▶ WHAT IS BEING ASKED: Please rewrite the rows below with every "y-tick-label" changed to "y-axis-tick" and everything else left as it is. Leave out the pictures.
****************
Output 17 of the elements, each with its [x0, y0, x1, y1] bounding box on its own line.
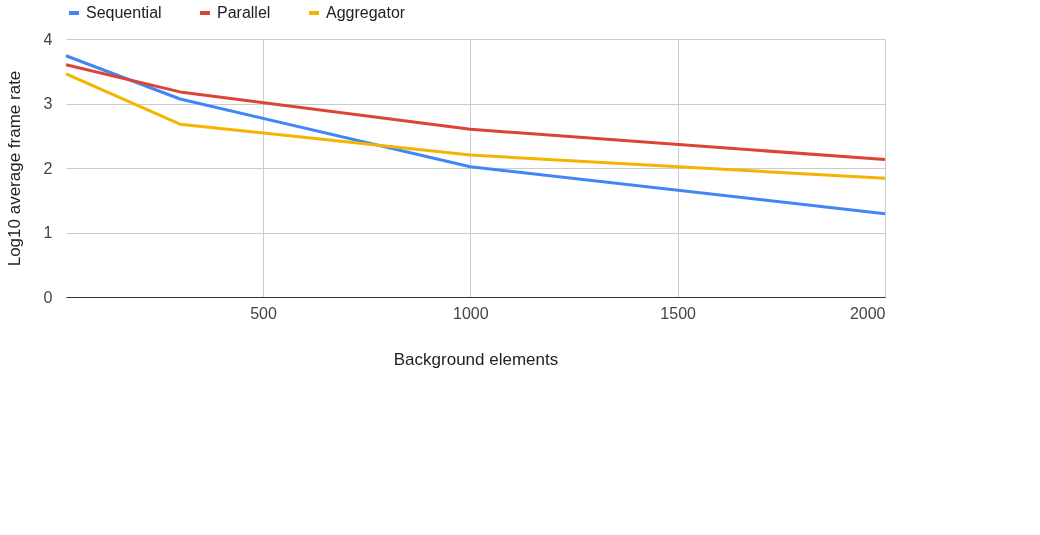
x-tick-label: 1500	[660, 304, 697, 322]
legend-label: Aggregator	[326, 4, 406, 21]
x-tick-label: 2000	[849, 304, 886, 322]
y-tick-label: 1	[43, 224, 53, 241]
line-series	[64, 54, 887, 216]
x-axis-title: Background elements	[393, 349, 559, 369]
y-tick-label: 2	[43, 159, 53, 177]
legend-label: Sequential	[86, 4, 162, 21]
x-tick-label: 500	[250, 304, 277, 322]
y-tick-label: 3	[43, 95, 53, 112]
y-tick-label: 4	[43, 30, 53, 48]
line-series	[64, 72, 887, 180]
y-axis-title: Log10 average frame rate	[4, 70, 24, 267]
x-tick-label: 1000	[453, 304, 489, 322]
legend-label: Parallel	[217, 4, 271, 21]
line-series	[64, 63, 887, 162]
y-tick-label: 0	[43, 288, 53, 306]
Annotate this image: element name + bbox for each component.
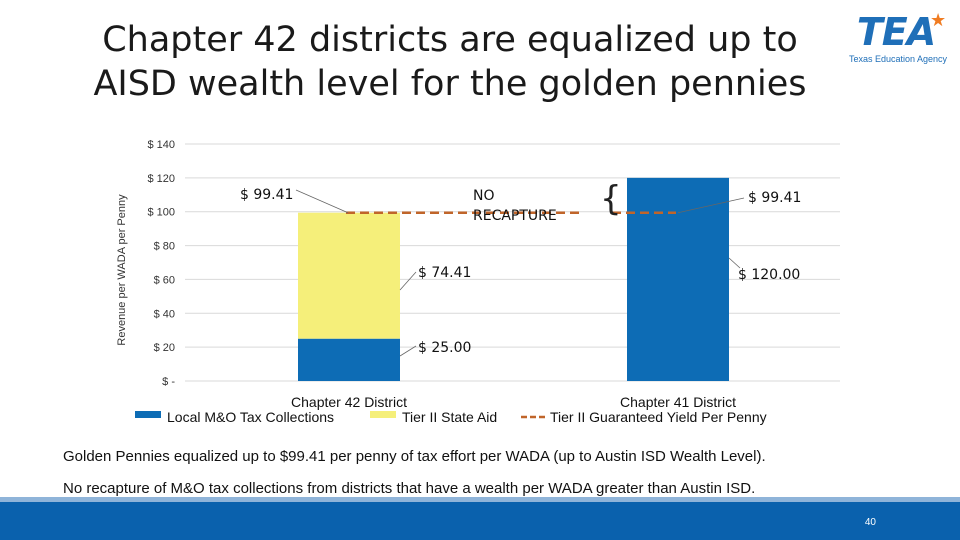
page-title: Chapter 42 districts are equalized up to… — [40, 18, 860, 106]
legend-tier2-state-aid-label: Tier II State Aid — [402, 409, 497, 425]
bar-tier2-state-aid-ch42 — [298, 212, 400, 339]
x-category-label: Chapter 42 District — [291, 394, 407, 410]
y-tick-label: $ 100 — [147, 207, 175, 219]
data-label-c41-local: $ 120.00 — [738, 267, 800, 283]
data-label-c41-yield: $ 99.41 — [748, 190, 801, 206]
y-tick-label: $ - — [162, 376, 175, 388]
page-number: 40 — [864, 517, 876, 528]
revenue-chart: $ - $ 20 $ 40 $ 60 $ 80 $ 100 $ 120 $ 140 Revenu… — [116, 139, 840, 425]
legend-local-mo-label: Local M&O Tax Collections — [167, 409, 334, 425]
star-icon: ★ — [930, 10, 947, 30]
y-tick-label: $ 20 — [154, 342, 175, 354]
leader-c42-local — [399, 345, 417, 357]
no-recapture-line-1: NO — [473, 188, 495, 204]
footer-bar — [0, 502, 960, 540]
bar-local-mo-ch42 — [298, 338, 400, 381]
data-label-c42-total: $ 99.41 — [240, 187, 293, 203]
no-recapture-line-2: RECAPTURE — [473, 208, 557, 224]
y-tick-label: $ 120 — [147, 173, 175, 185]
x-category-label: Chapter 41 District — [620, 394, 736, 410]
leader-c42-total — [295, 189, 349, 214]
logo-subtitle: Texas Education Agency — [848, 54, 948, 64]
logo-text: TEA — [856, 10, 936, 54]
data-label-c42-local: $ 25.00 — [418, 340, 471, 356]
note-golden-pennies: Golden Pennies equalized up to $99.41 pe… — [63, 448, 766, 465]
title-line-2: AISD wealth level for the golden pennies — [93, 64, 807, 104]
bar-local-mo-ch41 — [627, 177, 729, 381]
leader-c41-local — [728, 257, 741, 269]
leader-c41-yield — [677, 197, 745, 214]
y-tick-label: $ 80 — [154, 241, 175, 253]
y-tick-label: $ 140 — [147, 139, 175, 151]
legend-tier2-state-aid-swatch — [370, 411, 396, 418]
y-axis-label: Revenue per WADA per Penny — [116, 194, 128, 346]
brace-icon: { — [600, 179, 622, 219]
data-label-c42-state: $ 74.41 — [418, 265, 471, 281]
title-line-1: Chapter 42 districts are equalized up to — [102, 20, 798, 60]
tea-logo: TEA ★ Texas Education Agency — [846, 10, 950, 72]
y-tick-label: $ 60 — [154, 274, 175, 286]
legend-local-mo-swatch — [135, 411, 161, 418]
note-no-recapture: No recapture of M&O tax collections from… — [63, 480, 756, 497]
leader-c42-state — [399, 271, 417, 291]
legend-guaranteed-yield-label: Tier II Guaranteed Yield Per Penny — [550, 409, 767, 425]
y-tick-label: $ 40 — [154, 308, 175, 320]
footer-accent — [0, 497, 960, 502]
****************
▶ RESPONSE TO THE EXERCISE:
Output 17 of the elements, each with its [x0, y0, x1, y1] bounding box on its own line.
x-tick-label: 1500	[660, 304, 697, 322]
legend-label: Aggregator	[326, 4, 406, 21]
x-tick-label: 2000	[849, 304, 886, 322]
y-axis-tick: 1	[43, 224, 53, 241]
line-series	[64, 54, 887, 216]
x-axis-title: Background elements	[393, 349, 559, 369]
y-axis-tick: 2	[43, 159, 53, 177]
legend-label: Sequential	[86, 4, 162, 21]
x-tick-label: 500	[250, 304, 277, 322]
y-axis-tick: 3	[43, 95, 53, 112]
y-axis-tick: 4	[43, 30, 53, 48]
line-series	[64, 72, 887, 180]
y-axis-title: Log10 average frame rate	[4, 70, 24, 267]
x-tick-label: 1000	[453, 304, 489, 322]
legend-label: Parallel	[217, 4, 271, 21]
line-series	[64, 63, 887, 162]
y-axis-tick: 0	[43, 288, 53, 306]
Annotate this image: element name + bbox for each component.
page-title: Chapter 42 districts are equalized up to… — [40, 18, 860, 106]
legend-tier2-state-aid-label: Tier II State Aid — [402, 409, 497, 425]
bar-tier2-state-aid-ch42 — [298, 212, 400, 339]
x-category-label: Chapter 42 District — [291, 394, 407, 410]
y-axis-tick: $ 100 — [147, 207, 175, 219]
data-label-c41-local: $ 120.00 — [738, 267, 800, 283]
data-label-c41-yield: $ 99.41 — [748, 190, 801, 206]
y-axis-tick: $ - — [162, 376, 175, 388]
page-number: 40 — [864, 517, 876, 528]
revenue-chart: $ - $ 20 $ 40 $ 60 $ 80 $ 100 $ 120 $ 140 Revenu… — [116, 139, 840, 425]
legend-local-mo-label: Local M&O Tax Collections — [167, 409, 334, 425]
star-icon: ★ — [930, 10, 947, 30]
y-axis-tick: $ 20 — [154, 342, 175, 354]
leader-c42-local — [399, 345, 417, 357]
no-recapture-line-1: NO — [473, 188, 495, 204]
footer-bar — [0, 502, 960, 540]
bar-local-mo-ch42 — [298, 338, 400, 381]
data-label-c42-total: $ 99.41 — [240, 187, 293, 203]
no-recapture-line-2: RECAPTURE — [473, 208, 557, 224]
y-axis-tick: $ 120 — [147, 173, 175, 185]
x-category-label: Chapter 41 District — [620, 394, 736, 410]
leader-c42-total — [295, 189, 349, 214]
logo-subtitle: Texas Education Agency — [848, 54, 948, 64]
logo-text: TEA — [856, 10, 936, 54]
data-label-c42-local: $ 25.00 — [418, 340, 471, 356]
note-golden-pennies: Golden Pennies equalized up to $99.41 pe… — [63, 448, 766, 465]
title-line-2: AISD wealth level for the golden pennies — [93, 64, 807, 104]
bar-local-mo-ch41 — [627, 177, 729, 381]
leader-c41-local — [728, 257, 741, 269]
leader-c41-yield — [677, 197, 745, 214]
y-axis-tick: $ 80 — [154, 241, 175, 253]
y-axis-tick: $ 140 — [147, 139, 175, 151]
legend-tier2-state-aid-swatch — [370, 411, 396, 418]
y-axis-label: Revenue per WADA per Penny — [116, 194, 128, 346]
brace-icon: { — [600, 179, 622, 219]
data-label-c42-state: $ 74.41 — [418, 265, 471, 281]
title-line-1: Chapter 42 districts are equalized up to — [102, 20, 798, 60]
tea-logo: TEA ★ Texas Education Agency — [846, 10, 950, 72]
y-axis-tick: $ 60 — [154, 274, 175, 286]
legend-local-mo-swatch — [135, 411, 161, 418]
note-no-recapture: No recapture of M&O tax collections from… — [63, 480, 756, 497]
leader-c42-state — [399, 271, 417, 291]
legend-guaranteed-yield-label: Tier II Guaranteed Yield Per Penny — [550, 409, 767, 425]
y-axis-tick: $ 40 — [154, 308, 175, 320]
footer-accent — [0, 497, 960, 502]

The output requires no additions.